WHAT IS EXPECTED:
Retype each entry below exactly as it stands.

EXERCISE INPUTS:
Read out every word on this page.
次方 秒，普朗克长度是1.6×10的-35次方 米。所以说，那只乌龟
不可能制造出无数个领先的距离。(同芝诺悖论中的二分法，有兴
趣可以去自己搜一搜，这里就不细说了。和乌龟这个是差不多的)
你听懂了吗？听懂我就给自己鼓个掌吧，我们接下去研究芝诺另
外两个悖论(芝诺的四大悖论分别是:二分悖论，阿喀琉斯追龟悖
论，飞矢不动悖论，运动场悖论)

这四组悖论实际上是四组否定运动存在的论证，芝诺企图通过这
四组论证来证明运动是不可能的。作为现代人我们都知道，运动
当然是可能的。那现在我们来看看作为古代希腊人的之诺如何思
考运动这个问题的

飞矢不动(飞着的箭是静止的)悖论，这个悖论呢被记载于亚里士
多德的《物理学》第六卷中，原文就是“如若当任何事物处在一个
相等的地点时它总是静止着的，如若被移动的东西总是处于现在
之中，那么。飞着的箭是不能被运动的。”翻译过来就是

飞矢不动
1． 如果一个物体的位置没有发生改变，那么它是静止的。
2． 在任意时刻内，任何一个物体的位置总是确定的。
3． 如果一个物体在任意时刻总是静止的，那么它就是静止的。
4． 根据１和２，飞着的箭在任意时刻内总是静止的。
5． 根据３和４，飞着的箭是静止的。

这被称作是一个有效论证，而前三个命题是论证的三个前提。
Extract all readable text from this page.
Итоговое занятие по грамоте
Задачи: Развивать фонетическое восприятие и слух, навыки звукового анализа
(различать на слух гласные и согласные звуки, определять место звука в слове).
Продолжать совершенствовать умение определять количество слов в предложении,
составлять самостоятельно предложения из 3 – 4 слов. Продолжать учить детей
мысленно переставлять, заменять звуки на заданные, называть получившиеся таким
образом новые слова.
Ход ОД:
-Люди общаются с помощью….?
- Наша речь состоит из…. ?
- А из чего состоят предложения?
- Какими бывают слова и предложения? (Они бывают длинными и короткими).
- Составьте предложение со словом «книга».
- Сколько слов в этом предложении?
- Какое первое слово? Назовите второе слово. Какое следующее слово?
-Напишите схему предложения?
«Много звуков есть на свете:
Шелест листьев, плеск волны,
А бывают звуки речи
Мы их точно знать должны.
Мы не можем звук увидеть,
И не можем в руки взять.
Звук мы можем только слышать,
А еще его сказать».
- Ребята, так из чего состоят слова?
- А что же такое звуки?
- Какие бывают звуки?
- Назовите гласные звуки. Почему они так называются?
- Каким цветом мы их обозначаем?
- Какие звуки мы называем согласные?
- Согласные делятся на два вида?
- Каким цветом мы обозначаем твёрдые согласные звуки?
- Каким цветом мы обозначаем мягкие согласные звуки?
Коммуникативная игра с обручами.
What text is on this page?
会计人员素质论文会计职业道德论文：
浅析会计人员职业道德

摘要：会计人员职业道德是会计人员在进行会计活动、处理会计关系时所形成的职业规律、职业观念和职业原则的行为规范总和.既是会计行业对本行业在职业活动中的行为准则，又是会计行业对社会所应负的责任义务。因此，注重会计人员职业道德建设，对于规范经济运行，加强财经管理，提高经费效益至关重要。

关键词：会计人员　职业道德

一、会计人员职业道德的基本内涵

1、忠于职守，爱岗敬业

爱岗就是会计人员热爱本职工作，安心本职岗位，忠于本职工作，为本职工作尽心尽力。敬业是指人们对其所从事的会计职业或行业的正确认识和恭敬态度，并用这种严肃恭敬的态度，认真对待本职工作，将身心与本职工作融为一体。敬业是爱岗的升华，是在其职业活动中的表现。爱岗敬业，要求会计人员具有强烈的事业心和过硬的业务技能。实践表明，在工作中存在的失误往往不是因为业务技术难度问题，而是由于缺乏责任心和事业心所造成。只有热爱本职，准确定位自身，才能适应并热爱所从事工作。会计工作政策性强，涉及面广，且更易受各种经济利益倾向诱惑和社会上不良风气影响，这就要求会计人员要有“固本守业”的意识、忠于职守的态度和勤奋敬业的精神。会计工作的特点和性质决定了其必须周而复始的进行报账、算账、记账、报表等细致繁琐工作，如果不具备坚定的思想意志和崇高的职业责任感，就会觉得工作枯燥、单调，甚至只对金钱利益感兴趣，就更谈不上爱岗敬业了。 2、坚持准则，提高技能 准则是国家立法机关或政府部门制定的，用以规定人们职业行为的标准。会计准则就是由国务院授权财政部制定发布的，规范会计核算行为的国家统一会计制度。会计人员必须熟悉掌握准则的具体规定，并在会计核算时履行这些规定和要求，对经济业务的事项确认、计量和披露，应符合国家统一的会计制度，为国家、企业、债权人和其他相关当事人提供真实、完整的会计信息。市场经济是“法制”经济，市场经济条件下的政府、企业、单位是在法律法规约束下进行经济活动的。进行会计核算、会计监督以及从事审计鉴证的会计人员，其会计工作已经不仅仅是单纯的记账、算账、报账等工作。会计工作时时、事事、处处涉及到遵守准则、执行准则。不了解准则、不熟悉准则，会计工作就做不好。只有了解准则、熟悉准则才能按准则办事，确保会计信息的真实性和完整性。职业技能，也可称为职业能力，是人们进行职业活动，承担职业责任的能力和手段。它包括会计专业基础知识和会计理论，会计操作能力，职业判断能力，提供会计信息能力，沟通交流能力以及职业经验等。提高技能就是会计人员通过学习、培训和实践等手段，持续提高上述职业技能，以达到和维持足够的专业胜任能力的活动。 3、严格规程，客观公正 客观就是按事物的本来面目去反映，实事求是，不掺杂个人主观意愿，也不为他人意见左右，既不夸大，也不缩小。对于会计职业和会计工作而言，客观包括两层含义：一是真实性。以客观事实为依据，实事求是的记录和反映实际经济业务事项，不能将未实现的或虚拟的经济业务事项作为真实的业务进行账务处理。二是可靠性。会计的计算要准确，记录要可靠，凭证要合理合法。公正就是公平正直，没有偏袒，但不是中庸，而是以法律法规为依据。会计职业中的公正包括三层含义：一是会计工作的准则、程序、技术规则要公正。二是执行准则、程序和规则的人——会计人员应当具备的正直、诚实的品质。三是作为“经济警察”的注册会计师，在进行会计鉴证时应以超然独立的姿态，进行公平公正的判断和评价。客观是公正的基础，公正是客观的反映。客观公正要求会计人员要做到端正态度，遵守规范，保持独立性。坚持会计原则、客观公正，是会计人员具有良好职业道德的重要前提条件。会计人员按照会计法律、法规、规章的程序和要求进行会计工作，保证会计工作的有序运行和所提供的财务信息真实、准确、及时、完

RESPONSE BELOW:
Read out every word on this page.
次方 秒，普朗克长度是1.6×10的-35次方 米。所以说，那只乌龟
不可能制造出无数个领先的距离。(同芝诺悖论中的二分法，有兴
趣可以去自己搜一搜，这里就不细说了。和乌龟这个是差不多的)
你听懂了吗？听懂我就给自己鼓个掌吧，我们接下去研究芝诺另
外两个悖论(芝诺的四大悖论分别是:二分悖论，阿喀琉斯追龟悖
论，飞矢不动悖论，运动场悖论)

这四组悖论实际上是四组否定运动存在的论证，芝诺企图通过这
四组论证来证明运动是不可能的。作为现代人我们都知道，运动
当然是可能的。那现在我们来看看作为古代希腊人的之诺如何思
考运动这个问题的

飞矢不动(飞着的箭是静止的)悖论，这个悖论呢被记载于亚里士
多德的《物理学》第六卷中，原文就是“如若当任何事物处在一个
相等的地点时它总是静止着的，如若被移动的东西总是处于现在
之中，那么。飞着的箭是不能被运动的。”翻译过来就是

飞矢不动
1． 如果一个物体的位置没有发生改变，那么它是静止的。
2． 在任意时刻内，任何一个物体的位置总是确定的。
3． 如果一个物体在任意时刻总是静止的，那么它就是静止的。
4． 根据１和２，飞着的箭在任意时刻内总是静止的。
5． 根据３和４，飞着的箭是静止的。

这被称作是一个有效论证，而前三个命题是论证的三个前提。
Extract all readable text from this page.
Итоговое занятие по грамоте
Задачи: Развивать фонетическое восприятие и слух, навыки звукового анализа
(различать на слух гласные и согласные звуки, определять место звука в слове).
Продолжать совершенствовать умение определять количество слов в предложении,
составлять самостоятельно предложения из 3 – 4 слов. Продолжать учить детей
мысленно переставлять, заменять звуки на заданные, называть получившиеся таким
образом новые слова.
Ход ОД:
-Люди общаются с помощью….?
- Наша речь состоит из…. ?
- А из чего состоят предложения?
- Какими бывают слова и предложения? (Они бывают длинными и короткими).
- Составьте предложение со словом «книга».
- Сколько слов в этом предложении?
- Какое первое слово? Назовите второе слово. Какое следующее слово?
-Напишите схему предложения?
«Много звуков есть на свете:
Шелест листьев, плеск волны,
А бывают звуки речи
Мы их точно знать должны.
Мы не можем звук увидеть,
И не можем в руки взять.
Звук мы можем только слышать,
А еще его сказать».
- Ребята, так из чего состоят слова?
- А что же такое звуки?
- Какие бывают звуки?
- Назовите гласные звуки. Почему они так называются?
- Каким цветом мы их обозначаем?
- Какие звуки мы называем согласные?
- Согласные делятся на два вида?
- Каким цветом мы обозначаем твёрдые согласные звуки?
- Каким цветом мы обозначаем мягкие согласные звуки?
Коммуникативная игра с обручами.
What text is on this page?
会计人员素质论文会计职业道德论文：
浅析会计人员职业道德

摘要：会计人员职业道德是会计人员在进行会计活动、处理会计关系时所形成的职业规律、职业观念和职业原则的行为规范总和.既是会计行业对本行业在职业活动中的行为准则，又是会计行业对社会所应负的责任义务。因此，注重会计人员职业道德建设，对于规范经济运行，加强财经管理，提高经费效益至关重要。

关键词：会计人员　职业道德

一、会计人员职业道德的基本内涵

1、忠于职守，爱岗敬业

爱岗就是会计人员热爱本职工作，安心本职岗位，忠于本职工作，为本职工作尽心尽力。敬业是指人们对其所从事的会计职业或行业的正确认识和恭敬态度，并用这种严肃恭敬的态度，认真对待本职工作，将身心与本职工作融为一体。敬业是爱岗的升华，是在其职业活动中的表现。爱岗敬业，要求会计人员具有强烈的事业心和过硬的业务技能。实践表明，在工作中存在的失误往往不是因为业务技术难度问题，而是由于缺乏责任心和事业心所造成。只有热爱本职，准确定位自身，才能适应并热爱所从事工作。会计工作政策性强，涉及面广，且更易受各种经济利益倾向诱惑和社会上不良风气影响，这就要求会计人员要有“固本守业”的意识、忠于职守的态度和勤奋敬业的精神。会计工作的特点和性质决定了其必须周而复始的进行报账、算账、记账、报表等细致繁琐工作，如果不具备坚定的思想意志和崇高的职业责任感，就会觉得工作枯燥、单调，甚至只对金钱利益感兴趣，就更谈不上爱岗敬业了。 2、坚持准则，提高技能 准则是国家立法机关或政府部门制定的，用以规定人们职业行为的标准。会计准则就是由国务院授权财政部制定发布的，规范会计核算行为的国家统一会计制度。会计人员必须熟悉掌握准则的具体规定，并在会计核算时履行这些规定和要求，对经济业务的事项确认、计量和披露，应符合国家统一的会计制度，为国家、企业、债权人和其他相关当事人提供真实、完整的会计信息。市场经济是“法制”经济，市场经济条件下的政府、企业、单位是在法律法规约束下进行经济活动的。进行会计核算、会计监督以及从事审计鉴证的会计人员，其会计工作已经不仅仅是单纯的记账、算账、报账等工作。会计工作时时、事事、处处涉及到遵守准则、执行准则。不了解准则、不熟悉准则，会计工作就做不好。只有了解准则、熟悉准则才能按准则办事，确保会计信息的真实性和完整性。职业技能，也可称为职业能力，是人们进行职业活动，承担职业责任的能力和手段。它包括会计专业基础知识和会计理论，会计操作能力，职业判断能力，提供会计信息能力，沟通交流能力以及职业经验等。提高技能就是会计人员通过学习、培训和实践等手段，持续提高上述职业技能，以达到和维持足够的专业胜任能力的活动。 3、严格规程，客观公正 客观就是按事物的本来面目去反映，实事求是，不掺杂个人主观意愿，也不为他人意见左右，既不夸大，也不缩小。对于会计职业和会计工作而言，客观包括两层含义：一是真实性。以客观事实为依据，实事求是的记录和反映实际经济业务事项，不能将未实现的或虚拟的经济业务事项作为真实的业务进行账务处理。二是可靠性。会计的计算要准确，记录要可靠，凭证要合理合法。公正就是公平正直，没有偏袒，但不是中庸，而是以法律法规为依据。会计职业中的公正包括三层含义：一是会计工作的准则、程序、技术规则要公正。二是执行准则、程序和规则的人——会计人员应当具备的正直、诚实的品质。三是作为“经济警察”的注册会计师，在进行会计鉴证时应以超然独立的姿态，进行公平公正的判断和评价。客观是公正的基础，公正是客观的反映。客观公正要求会计人员要做到端正态度，遵守规范，保持独立性。坚持会计原则、客观公正，是会计人员具有良好职业道德的重要前提条件。会计人员按照会计法律、法规、规章的程序和要求进行会计工作，保证会计工作的有序运行和所提供的财务信息真实、准确、及时、完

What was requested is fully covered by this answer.